Go through the records and show each line where the word "Σίγουρα" occurs.

--- Start of Input ---

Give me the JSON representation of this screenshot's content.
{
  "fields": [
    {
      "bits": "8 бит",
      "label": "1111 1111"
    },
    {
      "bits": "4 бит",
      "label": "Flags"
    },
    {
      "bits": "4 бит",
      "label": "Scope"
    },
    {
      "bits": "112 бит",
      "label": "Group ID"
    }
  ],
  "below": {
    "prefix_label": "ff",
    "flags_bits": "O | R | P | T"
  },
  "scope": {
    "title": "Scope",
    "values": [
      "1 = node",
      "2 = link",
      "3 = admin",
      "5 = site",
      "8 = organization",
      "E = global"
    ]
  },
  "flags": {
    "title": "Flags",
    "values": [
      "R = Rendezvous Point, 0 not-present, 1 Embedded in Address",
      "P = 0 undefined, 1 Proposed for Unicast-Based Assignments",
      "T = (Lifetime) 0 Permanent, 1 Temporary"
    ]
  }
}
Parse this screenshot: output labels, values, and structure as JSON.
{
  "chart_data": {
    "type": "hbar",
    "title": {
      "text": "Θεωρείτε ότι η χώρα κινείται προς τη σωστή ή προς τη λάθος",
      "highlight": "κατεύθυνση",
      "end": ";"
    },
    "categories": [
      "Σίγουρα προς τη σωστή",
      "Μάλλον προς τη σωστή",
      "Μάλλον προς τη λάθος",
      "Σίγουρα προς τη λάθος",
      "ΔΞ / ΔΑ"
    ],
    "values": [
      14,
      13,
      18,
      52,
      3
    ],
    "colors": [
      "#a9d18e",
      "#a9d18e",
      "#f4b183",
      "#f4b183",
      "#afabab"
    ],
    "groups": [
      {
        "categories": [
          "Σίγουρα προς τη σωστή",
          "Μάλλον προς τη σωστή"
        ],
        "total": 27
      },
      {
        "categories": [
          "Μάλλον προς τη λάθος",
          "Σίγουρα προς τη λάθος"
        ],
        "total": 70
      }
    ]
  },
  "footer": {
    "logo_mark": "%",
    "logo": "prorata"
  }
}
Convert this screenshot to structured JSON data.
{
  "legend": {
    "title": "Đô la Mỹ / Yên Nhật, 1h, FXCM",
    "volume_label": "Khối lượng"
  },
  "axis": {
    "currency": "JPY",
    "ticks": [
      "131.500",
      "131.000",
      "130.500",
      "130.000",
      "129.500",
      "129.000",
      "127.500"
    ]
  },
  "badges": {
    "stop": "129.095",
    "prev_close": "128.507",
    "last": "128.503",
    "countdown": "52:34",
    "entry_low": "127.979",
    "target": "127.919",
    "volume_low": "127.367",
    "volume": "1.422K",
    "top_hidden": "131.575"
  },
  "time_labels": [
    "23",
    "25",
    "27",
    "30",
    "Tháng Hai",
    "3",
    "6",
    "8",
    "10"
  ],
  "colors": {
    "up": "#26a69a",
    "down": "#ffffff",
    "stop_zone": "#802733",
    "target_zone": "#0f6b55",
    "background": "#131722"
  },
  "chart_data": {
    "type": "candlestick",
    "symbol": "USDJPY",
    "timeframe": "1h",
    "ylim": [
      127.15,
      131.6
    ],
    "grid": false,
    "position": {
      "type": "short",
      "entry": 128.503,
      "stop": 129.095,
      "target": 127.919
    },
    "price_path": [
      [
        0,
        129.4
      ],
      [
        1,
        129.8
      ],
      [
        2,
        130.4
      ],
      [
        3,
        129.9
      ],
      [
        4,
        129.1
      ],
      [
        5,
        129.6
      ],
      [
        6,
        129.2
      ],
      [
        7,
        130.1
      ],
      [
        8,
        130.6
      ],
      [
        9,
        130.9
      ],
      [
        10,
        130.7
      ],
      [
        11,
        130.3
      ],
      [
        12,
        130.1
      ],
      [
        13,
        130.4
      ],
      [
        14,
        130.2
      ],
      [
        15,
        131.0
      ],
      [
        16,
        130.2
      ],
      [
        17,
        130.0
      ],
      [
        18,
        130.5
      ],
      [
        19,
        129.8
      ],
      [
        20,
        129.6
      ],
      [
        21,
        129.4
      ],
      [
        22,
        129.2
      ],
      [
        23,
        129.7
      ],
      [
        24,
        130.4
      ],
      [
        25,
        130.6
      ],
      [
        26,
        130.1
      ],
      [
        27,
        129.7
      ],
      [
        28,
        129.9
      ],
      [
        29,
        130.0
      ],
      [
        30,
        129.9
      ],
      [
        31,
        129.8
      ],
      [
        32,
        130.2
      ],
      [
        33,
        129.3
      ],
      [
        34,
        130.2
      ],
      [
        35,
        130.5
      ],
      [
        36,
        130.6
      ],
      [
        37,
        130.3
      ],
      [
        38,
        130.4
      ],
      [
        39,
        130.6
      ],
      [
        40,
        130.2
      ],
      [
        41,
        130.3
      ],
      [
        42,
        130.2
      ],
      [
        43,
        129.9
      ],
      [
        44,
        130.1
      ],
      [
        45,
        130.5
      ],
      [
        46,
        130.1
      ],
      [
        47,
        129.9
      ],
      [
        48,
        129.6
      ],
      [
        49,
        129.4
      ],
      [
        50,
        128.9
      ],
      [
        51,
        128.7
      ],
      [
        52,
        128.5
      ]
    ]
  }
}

--- End of Input ---

■ **Result for this task**:
      "Σίγουρα προς τη σωστή",
      "Σίγουρα προς τη λάθος",
          "Σίγουρα προς τη σωστή",
          "Σίγουρα προς τη λάθος"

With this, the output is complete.